• _やること_
[A] 本文にある「灰色のレンガ作りの古い小屋がありました。」を英語にしてください。
[B] 本文で、老人が指差した方向は市場のどこにあたりますか。

• _本文_
⟨
寝転がって気ままに想う事

 世の中ってこんなもんです・・
面白可笑しくお喋りをしましょうか ^^

旅の教え…〓

2010年07月22日 09時07分50秒 | 日記
ヤクザに絡まれたところを助けた老人は大きなジェスチャーで右手をかざします。
『今度は何だよ』 老人の指差す意味が良く分からない臼井社長は指差す方向を見ました。 それは市場の東端で臼井社長が来た方向と逆です。
灰色のレンガ作りの古い小屋がありました。
戸が開いているのか入口が真っ暗に見えています。
その中でチラッと白い人影が動いていました。
老人はそこを指を指しているのです。もう一人の痩せた老人が肩を軽く叩いて促してきました。
『あそこへ行け』そう行っているのでしょう。
⟩
• _データ_
⟨
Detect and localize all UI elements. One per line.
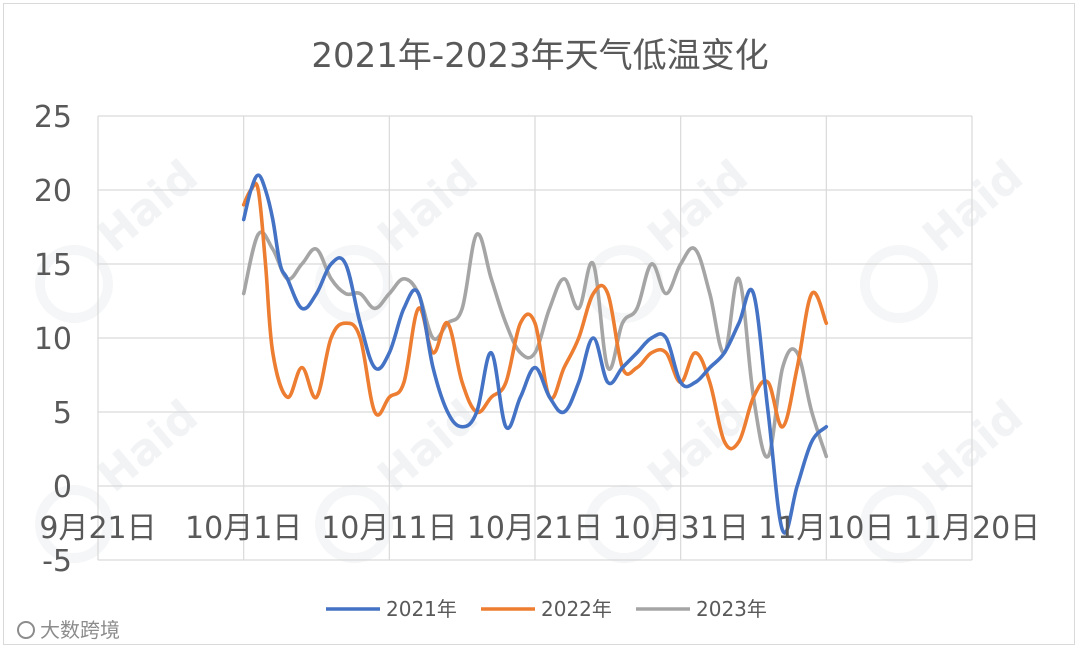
⟩
• _答え_
[A] There was an old hut made of gray brick.

[B] 市場の東端で、臼井社長が来た方向とは逆です。